• Stated problem:
Count the lines below that contain the word "series" and give only the number.

### Material to process

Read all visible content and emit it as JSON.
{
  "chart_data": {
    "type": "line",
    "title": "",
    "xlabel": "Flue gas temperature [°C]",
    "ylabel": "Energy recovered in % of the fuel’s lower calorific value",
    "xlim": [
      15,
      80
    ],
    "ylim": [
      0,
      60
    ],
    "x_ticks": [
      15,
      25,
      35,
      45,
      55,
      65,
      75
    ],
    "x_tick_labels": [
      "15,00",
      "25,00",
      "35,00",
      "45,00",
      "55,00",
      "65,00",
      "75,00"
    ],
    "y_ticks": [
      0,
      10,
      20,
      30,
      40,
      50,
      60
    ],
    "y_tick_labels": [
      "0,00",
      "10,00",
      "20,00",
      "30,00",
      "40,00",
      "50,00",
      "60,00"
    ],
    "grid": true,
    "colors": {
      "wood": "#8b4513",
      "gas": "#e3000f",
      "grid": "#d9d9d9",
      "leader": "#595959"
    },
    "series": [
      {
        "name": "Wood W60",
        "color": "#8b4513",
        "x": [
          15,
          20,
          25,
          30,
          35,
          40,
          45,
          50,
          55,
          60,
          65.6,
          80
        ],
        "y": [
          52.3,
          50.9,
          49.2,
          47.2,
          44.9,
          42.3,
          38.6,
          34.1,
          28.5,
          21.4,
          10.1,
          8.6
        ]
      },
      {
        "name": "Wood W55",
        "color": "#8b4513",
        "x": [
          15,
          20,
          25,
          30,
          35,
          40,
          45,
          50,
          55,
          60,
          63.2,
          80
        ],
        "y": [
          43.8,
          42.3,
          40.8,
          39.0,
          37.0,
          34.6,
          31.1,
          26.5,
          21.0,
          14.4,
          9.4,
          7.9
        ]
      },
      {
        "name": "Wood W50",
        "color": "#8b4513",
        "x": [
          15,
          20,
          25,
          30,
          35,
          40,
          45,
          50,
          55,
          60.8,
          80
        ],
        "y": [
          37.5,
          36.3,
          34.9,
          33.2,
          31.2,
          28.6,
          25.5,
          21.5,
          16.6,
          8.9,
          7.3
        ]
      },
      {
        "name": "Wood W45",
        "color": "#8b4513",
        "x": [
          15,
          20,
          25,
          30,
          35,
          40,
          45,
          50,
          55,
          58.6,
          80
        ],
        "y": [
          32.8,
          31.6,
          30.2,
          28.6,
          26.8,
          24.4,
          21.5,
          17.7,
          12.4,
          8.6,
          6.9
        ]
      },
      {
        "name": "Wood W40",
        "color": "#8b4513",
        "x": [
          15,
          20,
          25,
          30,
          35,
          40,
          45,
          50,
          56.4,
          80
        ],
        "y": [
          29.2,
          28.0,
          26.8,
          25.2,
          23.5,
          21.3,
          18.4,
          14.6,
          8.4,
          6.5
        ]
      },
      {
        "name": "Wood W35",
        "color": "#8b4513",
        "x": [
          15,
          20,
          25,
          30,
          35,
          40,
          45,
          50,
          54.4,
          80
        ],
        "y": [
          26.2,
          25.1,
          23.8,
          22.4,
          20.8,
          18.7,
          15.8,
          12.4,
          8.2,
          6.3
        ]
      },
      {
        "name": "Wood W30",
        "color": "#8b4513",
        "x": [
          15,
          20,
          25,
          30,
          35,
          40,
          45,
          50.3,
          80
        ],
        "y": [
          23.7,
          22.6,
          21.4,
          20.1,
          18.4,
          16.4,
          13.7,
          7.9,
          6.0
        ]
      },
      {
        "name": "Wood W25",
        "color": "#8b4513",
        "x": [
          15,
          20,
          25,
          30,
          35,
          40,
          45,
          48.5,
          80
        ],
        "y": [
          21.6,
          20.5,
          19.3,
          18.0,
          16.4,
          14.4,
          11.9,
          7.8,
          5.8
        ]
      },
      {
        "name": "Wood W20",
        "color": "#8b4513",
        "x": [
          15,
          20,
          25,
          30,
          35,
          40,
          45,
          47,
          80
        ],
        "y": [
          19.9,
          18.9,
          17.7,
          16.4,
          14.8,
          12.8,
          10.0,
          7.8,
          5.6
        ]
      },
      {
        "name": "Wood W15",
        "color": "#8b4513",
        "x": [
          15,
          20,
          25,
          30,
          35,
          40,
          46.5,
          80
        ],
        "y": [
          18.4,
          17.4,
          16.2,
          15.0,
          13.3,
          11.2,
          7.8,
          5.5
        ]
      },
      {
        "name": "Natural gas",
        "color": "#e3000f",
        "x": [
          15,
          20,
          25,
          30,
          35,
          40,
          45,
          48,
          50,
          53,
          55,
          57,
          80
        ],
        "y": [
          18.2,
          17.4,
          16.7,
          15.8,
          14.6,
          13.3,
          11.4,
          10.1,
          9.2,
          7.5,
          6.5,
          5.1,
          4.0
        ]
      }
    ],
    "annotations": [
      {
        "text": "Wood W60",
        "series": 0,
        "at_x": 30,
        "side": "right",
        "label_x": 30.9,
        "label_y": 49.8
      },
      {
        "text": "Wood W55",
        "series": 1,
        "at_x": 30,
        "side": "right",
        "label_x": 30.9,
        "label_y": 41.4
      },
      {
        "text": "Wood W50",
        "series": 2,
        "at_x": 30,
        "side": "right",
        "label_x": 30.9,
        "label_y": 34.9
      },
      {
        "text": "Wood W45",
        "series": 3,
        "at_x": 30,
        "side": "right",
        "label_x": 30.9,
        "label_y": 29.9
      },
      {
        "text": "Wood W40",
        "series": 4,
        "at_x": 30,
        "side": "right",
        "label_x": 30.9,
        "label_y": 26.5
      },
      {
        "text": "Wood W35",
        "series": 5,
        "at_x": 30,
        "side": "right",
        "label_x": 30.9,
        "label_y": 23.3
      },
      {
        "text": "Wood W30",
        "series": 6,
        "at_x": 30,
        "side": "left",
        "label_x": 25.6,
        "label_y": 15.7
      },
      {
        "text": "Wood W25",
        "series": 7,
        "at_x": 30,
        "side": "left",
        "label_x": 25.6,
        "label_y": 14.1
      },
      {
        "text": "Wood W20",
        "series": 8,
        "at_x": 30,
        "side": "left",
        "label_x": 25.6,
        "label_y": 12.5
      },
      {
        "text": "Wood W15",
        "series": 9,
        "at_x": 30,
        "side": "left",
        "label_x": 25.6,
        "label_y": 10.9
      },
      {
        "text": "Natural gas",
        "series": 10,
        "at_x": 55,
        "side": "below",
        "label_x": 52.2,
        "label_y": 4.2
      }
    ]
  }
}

######

• Solution to this problem:
12